*What is being asked:* Write the material out again, line by line, exactly as it is.

*Given entries:*

START

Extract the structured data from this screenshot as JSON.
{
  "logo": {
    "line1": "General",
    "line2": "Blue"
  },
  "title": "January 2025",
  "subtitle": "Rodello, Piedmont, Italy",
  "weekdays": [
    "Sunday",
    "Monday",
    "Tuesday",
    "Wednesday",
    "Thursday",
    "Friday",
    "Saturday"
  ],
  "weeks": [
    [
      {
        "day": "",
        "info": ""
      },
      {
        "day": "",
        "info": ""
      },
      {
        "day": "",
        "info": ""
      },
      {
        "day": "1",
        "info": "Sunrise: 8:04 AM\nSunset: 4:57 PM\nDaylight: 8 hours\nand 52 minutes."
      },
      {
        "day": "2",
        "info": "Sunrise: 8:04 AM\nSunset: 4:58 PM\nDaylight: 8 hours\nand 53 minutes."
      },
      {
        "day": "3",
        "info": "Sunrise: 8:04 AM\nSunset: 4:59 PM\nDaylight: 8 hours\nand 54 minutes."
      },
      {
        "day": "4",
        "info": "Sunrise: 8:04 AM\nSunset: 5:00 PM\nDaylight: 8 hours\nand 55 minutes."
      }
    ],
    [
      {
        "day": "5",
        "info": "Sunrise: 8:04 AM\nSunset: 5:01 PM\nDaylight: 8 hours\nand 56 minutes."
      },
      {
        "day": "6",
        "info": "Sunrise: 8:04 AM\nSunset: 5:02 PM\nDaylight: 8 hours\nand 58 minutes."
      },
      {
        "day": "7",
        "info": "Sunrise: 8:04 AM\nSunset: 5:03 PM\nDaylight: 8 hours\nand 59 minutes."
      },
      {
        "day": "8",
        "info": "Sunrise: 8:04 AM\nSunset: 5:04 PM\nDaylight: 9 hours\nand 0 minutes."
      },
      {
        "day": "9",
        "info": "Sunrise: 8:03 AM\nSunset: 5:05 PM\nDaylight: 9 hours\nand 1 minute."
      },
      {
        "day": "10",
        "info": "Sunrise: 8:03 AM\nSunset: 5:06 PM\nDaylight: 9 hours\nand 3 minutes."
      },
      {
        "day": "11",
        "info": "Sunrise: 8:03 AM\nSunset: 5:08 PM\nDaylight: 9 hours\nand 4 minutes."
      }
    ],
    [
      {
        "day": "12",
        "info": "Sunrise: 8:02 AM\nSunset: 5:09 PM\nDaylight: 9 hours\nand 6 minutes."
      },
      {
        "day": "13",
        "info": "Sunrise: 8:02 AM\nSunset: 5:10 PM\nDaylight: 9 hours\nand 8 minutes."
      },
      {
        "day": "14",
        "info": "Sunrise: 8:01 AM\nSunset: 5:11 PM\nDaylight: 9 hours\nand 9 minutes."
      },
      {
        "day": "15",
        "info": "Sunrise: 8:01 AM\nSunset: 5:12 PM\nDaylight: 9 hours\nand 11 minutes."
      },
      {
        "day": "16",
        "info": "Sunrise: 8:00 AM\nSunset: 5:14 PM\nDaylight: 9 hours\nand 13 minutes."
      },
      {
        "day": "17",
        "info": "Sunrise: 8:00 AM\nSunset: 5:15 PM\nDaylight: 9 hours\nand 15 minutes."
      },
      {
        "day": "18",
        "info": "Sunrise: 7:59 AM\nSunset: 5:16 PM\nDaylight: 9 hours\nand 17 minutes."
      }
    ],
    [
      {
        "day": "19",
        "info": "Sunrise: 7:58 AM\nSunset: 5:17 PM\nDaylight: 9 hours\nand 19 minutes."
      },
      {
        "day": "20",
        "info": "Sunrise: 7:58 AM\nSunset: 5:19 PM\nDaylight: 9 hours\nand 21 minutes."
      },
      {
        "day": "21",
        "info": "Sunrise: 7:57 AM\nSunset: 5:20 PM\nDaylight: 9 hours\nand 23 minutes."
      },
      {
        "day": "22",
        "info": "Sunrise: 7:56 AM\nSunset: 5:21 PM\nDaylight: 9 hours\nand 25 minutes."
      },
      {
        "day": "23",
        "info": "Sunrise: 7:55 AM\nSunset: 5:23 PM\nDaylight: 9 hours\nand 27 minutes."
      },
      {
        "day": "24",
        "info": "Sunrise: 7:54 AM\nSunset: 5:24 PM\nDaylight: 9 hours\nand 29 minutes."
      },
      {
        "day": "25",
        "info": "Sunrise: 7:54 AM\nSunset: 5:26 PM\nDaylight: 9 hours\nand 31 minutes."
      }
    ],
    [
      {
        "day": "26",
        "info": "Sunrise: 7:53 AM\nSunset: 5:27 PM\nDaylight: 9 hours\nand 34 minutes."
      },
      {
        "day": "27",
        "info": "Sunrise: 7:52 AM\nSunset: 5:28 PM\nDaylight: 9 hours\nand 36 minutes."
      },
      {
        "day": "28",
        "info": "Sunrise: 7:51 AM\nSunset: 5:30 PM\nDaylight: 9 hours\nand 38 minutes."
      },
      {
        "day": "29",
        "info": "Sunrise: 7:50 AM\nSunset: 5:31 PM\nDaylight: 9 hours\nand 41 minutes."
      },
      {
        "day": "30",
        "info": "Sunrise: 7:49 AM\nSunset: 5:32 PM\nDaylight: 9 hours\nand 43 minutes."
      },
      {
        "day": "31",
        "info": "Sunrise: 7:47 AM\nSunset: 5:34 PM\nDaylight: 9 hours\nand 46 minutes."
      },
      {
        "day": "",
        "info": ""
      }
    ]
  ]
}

END

*Response to this task:*
Extract the structured data from this screenshot as JSON.
{
  "logo": {
    "line1": "General",
    "line2": "Blue"
  },
  "title": "January 2025",
  "subtitle": "Rodello, Piedmont, Italy",
  "weekdays": [
    "Sunday",
    "Monday",
    "Tuesday",
    "Wednesday",
    "Thursday",
    "Friday",
    "Saturday"
  ],
  "weeks": [
    [
      {
        "day": "",
        "info": ""
      },
      {
        "day": "",
        "info": ""
      },
      {
        "day": "",
        "info": ""
      },
      {
        "day": "1",
        "info": "Sunrise: 8:04 AM\nSunset: 4:57 PM\nDaylight: 8 hours\nand 52 minutes."
      },
      {
        "day": "2",
        "info": "Sunrise: 8:04 AM\nSunset: 4:58 PM\nDaylight: 8 hours\nand 53 minutes."
      },
      {
        "day": "3",
        "info": "Sunrise: 8:04 AM\nSunset: 4:59 PM\nDaylight: 8 hours\nand 54 minutes."
      },
      {
        "day": "4",
        "info": "Sunrise: 8:04 AM\nSunset: 5:00 PM\nDaylight: 8 hours\nand 55 minutes."
      }
    ],
    [
      {
        "day": "5",
        "info": "Sunrise: 8:04 AM\nSunset: 5:01 PM\nDaylight: 8 hours\nand 56 minutes."
      },
      {
        "day": "6",
        "info": "Sunrise: 8:04 AM\nSunset: 5:02 PM\nDaylight: 8 hours\nand 58 minutes."
      },
      {
        "day": "7",
        "info": "Sunrise: 8:04 AM\nSunset: 5:03 PM\nDaylight: 8 hours\nand 59 minutes."
      },
      {
        "day": "8",
        "info": "Sunrise: 8:04 AM\nSunset: 5:04 PM\nDaylight: 9 hours\nand 0 minutes."
      },
      {
        "day": "9",
        "info": "Sunrise: 8:03 AM\nSunset: 5:05 PM\nDaylight: 9 hours\nand 1 minute."
      },
      {
        "day": "10",
        "info": "Sunrise: 8:03 AM\nSunset: 5:06 PM\nDaylight: 9 hours\nand 3 minutes."
      },
      {
        "day": "11",
        "info": "Sunrise: 8:03 AM\nSunset: 5:08 PM\nDaylight: 9 hours\nand 4 minutes."
      }
    ],
    [
      {
        "day": "12",
        "info": "Sunrise: 8:02 AM\nSunset: 5:09 PM\nDaylight: 9 hours\nand 6 minutes."
      },
      {
        "day": "13",
        "info": "Sunrise: 8:02 AM\nSunset: 5:10 PM\nDaylight: 9 hours\nand 8 minutes."
      },
      {
        "day": "14",
        "info": "Sunrise: 8:01 AM\nSunset: 5:11 PM\nDaylight: 9 hours\nand 9 minutes."
      },
      {
        "day": "15",
        "info": "Sunrise: 8:01 AM\nSunset: 5:12 PM\nDaylight: 9 hours\nand 11 minutes."
      },
      {
        "day": "16",
        "info": "Sunrise: 8:00 AM\nSunset: 5:14 PM\nDaylight: 9 hours\nand 13 minutes."
      },
      {
        "day": "17",
        "info": "Sunrise: 8:00 AM\nSunset: 5:15 PM\nDaylight: 9 hours\nand 15 minutes."
      },
      {
        "day": "18",
        "info": "Sunrise: 7:59 AM\nSunset: 5:16 PM\nDaylight: 9 hours\nand 17 minutes."
      }
    ],
    [
      {
        "day": "19",
        "info": "Sunrise: 7:58 AM\nSunset: 5:17 PM\nDaylight: 9 hours\nand 19 minutes."
      },
      {
        "day": "20",
        "info": "Sunrise: 7:58 AM\nSunset: 5:19 PM\nDaylight: 9 hours\nand 21 minutes."
      },
      {
        "day": "21",
        "info": "Sunrise: 7:57 AM\nSunset: 5:20 PM\nDaylight: 9 hours\nand 23 minutes."
      },
      {
        "day": "22",
        "info": "Sunrise: 7:56 AM\nSunset: 5:21 PM\nDaylight: 9 hours\nand 25 minutes."
      },
      {
        "day": "23",
        "info": "Sunrise: 7:55 AM\nSunset: 5:23 PM\nDaylight: 9 hours\nand 27 minutes."
      },
      {
        "day": "24",
        "info": "Sunrise: 7:54 AM\nSunset: 5:24 PM\nDaylight: 9 hours\nand 29 minutes."
      },
      {
        "day": "25",
        "info": "Sunrise: 7:54 AM\nSunset: 5:26 PM\nDaylight: 9 hours\nand 31 minutes."
      }
    ],
    [
      {
        "day": "26",
        "info": "Sunrise: 7:53 AM\nSunset: 5:27 PM\nDaylight: 9 hours\nand 34 minutes."
      },
      {
        "day": "27",
        "info": "Sunrise: 7:52 AM\nSunset: 5:28 PM\nDaylight: 9 hours\nand 36 minutes."
      },
      {
        "day": "28",
        "info": "Sunrise: 7:51 AM\nSunset: 5:30 PM\nDaylight: 9 hours\nand 38 minutes."
      },
      {
        "day": "29",
        "info": "Sunrise: 7:50 AM\nSunset: 5:31 PM\nDaylight: 9 hours\nand 41 minutes."
      },
      {
        "day": "30",
        "info": "Sunrise: 7:49 AM\nSunset: 5:32 PM\nDaylight: 9 hours\nand 43 minutes."
      },
      {
        "day": "31",
        "info": "Sunrise: 7:47 AM\nSunset: 5:34 PM\nDaylight: 9 hours\nand 46 minutes."
      },
      {
        "day": "",
        "info": ""
      }
    ]
  ]
}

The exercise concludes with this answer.